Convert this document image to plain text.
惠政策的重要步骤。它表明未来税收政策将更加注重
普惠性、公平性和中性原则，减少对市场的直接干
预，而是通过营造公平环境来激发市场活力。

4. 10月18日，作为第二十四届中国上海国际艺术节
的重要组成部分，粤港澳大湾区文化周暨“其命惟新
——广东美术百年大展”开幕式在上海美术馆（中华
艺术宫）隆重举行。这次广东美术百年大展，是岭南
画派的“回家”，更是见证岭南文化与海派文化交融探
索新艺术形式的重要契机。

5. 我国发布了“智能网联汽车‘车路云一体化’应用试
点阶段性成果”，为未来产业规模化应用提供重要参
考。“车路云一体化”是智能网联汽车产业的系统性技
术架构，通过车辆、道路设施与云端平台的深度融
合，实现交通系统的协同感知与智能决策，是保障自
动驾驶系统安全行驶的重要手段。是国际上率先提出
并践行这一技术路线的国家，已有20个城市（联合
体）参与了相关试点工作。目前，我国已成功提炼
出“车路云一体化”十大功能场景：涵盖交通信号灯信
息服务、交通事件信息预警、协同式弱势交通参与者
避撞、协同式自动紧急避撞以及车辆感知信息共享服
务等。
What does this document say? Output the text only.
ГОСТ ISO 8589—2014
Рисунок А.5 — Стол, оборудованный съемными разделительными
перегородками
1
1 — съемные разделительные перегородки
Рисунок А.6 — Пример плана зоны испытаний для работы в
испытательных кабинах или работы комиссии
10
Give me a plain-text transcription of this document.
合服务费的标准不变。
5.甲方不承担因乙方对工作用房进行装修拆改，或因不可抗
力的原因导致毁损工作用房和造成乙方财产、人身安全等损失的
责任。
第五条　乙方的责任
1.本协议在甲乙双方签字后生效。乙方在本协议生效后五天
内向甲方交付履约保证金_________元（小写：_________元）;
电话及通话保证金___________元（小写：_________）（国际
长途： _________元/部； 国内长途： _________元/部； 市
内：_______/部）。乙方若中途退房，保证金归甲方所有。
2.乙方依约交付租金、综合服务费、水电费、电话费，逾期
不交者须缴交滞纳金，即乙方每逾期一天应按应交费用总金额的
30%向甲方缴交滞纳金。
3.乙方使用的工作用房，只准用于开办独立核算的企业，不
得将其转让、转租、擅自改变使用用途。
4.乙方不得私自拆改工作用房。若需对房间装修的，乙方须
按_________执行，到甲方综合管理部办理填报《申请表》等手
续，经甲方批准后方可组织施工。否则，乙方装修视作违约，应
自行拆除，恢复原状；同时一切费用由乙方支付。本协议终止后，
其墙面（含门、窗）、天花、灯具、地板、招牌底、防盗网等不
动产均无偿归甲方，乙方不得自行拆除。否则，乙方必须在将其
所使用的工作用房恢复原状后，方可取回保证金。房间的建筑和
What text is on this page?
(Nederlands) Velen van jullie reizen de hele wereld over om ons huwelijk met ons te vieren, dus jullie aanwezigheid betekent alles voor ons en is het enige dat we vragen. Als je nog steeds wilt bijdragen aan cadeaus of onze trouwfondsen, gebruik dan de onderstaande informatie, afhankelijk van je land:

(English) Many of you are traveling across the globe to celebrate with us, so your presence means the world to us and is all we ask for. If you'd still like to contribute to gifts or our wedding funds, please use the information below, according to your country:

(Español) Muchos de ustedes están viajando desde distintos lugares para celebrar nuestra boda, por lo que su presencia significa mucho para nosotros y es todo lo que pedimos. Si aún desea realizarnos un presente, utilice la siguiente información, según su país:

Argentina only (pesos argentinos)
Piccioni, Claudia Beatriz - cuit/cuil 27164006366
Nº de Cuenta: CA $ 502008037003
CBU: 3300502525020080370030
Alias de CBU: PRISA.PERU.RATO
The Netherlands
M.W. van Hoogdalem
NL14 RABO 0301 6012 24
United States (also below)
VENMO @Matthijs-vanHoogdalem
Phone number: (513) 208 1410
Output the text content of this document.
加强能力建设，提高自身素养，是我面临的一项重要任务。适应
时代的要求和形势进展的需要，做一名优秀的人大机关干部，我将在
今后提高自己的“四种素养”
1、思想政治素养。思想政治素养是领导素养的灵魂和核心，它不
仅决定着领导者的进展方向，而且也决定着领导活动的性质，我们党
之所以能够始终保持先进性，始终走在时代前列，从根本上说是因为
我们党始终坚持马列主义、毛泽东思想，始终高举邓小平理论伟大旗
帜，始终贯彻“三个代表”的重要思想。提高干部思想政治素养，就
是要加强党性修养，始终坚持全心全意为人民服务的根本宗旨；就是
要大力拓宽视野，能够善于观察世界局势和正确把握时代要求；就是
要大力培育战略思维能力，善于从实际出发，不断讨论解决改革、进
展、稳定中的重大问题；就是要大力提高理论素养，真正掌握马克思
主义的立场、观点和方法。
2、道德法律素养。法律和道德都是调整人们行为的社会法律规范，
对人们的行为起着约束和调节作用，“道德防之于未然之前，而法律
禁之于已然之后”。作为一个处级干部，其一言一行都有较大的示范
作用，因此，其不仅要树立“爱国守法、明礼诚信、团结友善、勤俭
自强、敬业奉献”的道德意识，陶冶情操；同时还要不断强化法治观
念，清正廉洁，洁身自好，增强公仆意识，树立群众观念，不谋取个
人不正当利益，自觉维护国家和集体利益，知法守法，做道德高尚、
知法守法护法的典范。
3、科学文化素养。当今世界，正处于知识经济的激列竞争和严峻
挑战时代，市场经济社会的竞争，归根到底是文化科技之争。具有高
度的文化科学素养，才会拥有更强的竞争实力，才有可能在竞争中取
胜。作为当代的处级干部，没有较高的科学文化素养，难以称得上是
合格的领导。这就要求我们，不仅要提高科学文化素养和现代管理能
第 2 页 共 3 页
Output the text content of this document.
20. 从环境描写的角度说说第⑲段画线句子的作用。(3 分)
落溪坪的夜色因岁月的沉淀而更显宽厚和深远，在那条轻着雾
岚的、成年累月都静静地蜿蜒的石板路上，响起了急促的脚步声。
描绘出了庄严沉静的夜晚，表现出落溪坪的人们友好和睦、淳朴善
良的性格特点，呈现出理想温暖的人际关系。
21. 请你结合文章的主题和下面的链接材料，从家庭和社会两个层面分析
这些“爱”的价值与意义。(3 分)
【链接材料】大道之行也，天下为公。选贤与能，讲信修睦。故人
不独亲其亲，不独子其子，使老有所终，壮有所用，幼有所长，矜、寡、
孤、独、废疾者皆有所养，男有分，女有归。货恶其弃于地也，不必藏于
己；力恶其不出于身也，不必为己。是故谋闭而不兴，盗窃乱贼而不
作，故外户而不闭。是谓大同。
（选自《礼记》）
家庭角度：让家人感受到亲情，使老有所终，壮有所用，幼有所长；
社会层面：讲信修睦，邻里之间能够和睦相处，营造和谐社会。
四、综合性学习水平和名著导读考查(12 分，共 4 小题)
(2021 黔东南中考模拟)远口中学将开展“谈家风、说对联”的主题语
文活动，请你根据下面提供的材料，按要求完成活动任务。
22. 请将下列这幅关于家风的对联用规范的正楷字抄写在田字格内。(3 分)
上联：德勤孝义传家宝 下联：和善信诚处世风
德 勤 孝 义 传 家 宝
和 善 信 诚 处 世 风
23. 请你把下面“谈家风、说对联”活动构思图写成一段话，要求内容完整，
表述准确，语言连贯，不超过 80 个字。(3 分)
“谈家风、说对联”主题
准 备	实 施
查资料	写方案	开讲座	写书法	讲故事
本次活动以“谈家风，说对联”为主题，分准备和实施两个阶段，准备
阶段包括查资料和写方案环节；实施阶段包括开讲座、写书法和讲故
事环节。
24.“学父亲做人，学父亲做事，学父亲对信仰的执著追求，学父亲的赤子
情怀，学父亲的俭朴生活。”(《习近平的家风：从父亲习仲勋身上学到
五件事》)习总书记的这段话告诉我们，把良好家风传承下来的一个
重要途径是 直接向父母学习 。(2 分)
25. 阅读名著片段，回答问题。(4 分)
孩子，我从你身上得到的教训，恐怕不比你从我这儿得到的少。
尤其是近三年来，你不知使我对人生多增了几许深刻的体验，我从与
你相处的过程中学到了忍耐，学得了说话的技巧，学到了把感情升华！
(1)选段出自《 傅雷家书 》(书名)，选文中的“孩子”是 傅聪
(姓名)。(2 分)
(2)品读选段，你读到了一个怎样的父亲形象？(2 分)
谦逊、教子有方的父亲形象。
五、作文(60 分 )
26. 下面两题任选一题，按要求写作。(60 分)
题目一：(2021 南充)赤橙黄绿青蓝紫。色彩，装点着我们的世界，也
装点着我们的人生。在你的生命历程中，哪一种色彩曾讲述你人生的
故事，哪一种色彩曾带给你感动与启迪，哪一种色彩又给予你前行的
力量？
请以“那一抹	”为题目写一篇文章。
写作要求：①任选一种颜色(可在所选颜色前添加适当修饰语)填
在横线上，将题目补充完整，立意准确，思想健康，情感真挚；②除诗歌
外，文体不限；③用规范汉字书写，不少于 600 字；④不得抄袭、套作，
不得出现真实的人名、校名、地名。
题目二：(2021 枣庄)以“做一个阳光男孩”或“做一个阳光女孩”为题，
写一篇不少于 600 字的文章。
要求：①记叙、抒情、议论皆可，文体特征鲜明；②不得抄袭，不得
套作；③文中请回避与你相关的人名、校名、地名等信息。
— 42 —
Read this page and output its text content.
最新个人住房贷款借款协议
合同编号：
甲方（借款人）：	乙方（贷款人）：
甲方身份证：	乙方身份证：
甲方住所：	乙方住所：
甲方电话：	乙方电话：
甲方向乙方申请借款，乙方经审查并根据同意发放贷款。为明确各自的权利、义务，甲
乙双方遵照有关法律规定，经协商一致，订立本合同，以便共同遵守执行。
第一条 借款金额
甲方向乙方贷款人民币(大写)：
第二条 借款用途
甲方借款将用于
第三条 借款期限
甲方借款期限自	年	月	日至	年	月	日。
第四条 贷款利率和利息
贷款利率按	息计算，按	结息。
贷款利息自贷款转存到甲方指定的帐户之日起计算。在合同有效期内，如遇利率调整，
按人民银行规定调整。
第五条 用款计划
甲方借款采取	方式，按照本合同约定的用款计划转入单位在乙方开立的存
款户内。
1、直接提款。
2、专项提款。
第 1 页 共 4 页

•••••

**Exercise task:** In the material above, show every line where the word "幼有所长" turns up.

**Output:**
不独亲其亲，不独子其子，使老有所终，壮有所用，幼有所长，矜、寡、
家庭角度：让家人感受到亲情，使老有所终，壮有所用，幼有所长；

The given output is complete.